What to produce:
All of the data must be printed exactly; please include every line.

Lines of data

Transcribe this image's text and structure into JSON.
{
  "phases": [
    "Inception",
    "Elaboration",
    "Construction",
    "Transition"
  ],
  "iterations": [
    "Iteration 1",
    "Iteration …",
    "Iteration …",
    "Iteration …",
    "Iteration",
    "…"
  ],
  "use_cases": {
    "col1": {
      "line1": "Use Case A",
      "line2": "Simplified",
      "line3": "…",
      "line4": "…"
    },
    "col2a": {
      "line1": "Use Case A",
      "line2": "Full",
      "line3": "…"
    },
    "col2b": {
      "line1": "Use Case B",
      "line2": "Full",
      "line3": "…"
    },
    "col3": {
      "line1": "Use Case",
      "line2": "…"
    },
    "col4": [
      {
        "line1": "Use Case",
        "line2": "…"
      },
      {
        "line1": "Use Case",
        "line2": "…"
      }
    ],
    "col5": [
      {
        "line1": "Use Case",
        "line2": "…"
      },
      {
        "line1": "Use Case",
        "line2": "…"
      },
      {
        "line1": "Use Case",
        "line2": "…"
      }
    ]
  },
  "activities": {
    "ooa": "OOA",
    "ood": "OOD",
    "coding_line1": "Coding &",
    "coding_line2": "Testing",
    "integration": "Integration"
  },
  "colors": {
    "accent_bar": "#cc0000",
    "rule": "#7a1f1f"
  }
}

Answer to this problem:
Transcribe this image's text and structure into JSON.
{
  "phases": [
    "Inception",
    "Elaboration",
    "Construction",
    "Transition"
  ],
  "iterations": [
    "Iteration 1",
    "Iteration …",
    "Iteration …",
    "Iteration …",
    "Iteration",
    "…"
  ],
  "use_cases": {
    "col1": {
      "line1": "Use Case A",
      "line2": "Simplified",
      "line3": "…",
      "line4": "…"
    },
    "col2a": {
      "line1": "Use Case A",
      "line2": "Full",
      "line3": "…"
    },
    "col2b": {
      "line1": "Use Case B",
      "line2": "Full",
      "line3": "…"
    },
    "col3": {
      "line1": "Use Case",
      "line2": "…"
    },
    "col4": [
      {
        "line1": "Use Case",
        "line2": "…"
      },
      {
        "line1": "Use Case",
        "line2": "…"
      }
    ],
    "col5": [
      {
        "line1": "Use Case",
        "line2": "…"
      },
      {
        "line1": "Use Case",
        "line2": "…"
      },
      {
        "line1": "Use Case",
        "line2": "…"
      }
    ]
  },
  "activities": {
    "ooa": "OOA",
    "ood": "OOD",
    "coding_line1": "Coding &",
    "coding_line2": "Testing",
    "integration": "Integration"
  },
  "colors": {
    "accent_bar": "#cc0000",
    "rule": "#7a1f1f"
  }
}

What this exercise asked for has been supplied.